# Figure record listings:
__________
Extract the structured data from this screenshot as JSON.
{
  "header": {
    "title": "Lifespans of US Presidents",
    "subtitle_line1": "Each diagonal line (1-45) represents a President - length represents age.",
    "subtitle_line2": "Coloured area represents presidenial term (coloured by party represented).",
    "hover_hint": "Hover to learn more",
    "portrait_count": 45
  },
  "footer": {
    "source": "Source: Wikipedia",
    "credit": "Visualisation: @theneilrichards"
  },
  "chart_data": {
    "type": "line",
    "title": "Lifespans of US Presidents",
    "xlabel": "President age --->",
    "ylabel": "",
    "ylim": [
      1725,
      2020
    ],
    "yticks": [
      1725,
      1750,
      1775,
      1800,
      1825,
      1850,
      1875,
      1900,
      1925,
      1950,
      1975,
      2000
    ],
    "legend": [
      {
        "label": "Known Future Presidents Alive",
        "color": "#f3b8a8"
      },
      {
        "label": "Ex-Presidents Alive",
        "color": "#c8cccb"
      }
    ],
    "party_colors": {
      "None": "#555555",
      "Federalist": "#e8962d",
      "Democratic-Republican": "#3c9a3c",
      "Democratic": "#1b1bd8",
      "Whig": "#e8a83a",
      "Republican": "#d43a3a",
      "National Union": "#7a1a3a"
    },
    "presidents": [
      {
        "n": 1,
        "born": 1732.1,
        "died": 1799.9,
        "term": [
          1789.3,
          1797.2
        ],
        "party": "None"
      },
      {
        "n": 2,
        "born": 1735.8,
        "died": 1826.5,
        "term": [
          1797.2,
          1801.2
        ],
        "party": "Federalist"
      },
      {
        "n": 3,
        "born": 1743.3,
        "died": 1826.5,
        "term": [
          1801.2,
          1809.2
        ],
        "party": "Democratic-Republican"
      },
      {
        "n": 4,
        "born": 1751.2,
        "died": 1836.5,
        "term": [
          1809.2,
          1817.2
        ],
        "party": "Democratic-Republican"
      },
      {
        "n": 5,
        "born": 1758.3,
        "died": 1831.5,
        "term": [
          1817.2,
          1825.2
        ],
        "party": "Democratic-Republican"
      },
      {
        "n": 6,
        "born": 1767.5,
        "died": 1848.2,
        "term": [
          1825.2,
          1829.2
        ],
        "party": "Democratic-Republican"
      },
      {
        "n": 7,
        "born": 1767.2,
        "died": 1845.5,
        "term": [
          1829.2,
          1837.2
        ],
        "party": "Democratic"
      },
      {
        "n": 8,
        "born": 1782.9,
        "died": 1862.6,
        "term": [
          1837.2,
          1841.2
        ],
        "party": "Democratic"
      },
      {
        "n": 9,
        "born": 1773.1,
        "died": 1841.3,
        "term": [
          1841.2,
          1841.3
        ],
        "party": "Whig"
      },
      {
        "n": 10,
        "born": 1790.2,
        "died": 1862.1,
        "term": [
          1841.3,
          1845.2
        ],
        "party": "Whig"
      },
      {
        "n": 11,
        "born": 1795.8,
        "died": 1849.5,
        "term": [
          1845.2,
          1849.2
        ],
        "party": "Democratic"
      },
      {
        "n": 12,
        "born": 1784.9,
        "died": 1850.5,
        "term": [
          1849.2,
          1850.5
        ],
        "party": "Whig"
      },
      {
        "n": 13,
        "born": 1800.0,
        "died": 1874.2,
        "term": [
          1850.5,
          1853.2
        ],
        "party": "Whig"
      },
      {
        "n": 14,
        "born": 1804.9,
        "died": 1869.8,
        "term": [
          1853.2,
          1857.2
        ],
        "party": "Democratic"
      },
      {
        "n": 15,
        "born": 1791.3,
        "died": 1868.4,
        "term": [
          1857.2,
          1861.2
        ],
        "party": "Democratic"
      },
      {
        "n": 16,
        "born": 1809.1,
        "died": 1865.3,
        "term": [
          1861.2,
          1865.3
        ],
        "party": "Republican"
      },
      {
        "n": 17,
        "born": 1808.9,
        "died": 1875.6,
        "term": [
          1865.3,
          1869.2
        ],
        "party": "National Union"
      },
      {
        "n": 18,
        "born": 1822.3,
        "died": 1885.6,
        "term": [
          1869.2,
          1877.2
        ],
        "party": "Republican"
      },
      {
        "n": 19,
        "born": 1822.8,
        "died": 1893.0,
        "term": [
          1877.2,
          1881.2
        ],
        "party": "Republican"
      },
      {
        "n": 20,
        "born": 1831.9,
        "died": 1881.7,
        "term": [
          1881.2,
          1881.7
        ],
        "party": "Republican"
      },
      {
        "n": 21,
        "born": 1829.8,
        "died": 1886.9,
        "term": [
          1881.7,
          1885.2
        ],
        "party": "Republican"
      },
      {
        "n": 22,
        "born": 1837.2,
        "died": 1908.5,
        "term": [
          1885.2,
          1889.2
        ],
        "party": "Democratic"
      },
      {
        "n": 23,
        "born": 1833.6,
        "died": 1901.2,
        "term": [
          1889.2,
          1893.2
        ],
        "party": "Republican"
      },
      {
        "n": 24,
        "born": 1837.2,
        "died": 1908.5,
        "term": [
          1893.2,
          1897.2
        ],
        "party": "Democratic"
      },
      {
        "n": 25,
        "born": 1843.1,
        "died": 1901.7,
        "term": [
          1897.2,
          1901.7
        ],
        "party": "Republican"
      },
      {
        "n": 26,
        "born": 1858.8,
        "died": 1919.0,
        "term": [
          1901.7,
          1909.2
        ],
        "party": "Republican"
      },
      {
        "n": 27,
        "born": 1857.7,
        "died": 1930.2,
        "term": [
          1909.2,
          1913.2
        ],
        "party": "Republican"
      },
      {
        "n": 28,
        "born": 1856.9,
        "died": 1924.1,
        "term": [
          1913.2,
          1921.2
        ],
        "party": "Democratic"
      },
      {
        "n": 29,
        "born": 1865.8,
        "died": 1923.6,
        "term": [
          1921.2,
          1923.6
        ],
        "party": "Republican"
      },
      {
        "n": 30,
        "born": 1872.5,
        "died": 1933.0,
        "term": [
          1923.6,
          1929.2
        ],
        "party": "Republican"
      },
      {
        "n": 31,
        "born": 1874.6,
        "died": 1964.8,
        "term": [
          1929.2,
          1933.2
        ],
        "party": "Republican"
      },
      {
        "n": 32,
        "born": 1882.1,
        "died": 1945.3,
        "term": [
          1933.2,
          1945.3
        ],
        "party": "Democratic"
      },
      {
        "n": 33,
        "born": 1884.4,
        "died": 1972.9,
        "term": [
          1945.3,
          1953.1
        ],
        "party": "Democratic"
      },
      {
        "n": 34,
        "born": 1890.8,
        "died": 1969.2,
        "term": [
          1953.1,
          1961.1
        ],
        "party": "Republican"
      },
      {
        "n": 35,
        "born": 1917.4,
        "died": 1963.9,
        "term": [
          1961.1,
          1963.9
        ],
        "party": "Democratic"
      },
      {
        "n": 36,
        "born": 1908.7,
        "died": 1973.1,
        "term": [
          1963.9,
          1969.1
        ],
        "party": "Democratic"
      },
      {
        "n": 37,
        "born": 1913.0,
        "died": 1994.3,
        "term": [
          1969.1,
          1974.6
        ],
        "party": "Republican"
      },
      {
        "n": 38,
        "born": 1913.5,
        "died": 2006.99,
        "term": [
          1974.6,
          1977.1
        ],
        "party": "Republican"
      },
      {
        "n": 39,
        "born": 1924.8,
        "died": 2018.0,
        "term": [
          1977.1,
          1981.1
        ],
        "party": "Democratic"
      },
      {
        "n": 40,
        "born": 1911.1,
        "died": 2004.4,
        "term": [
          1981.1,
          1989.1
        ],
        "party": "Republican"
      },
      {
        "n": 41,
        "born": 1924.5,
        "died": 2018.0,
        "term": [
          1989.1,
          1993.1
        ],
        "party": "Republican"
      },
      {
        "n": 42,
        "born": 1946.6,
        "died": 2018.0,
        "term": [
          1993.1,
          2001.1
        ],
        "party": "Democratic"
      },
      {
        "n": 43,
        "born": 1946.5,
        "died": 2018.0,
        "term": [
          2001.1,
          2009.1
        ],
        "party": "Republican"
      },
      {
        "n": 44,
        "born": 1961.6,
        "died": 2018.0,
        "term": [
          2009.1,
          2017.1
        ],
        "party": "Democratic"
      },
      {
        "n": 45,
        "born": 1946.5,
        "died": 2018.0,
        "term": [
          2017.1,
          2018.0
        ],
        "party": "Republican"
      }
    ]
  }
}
__________
# What you are asked to do:
Show every line of the records above that contains the word "Federalist".

# Exercise solution:
      "Federalist": "#e8962d",
        "party": "Federalist"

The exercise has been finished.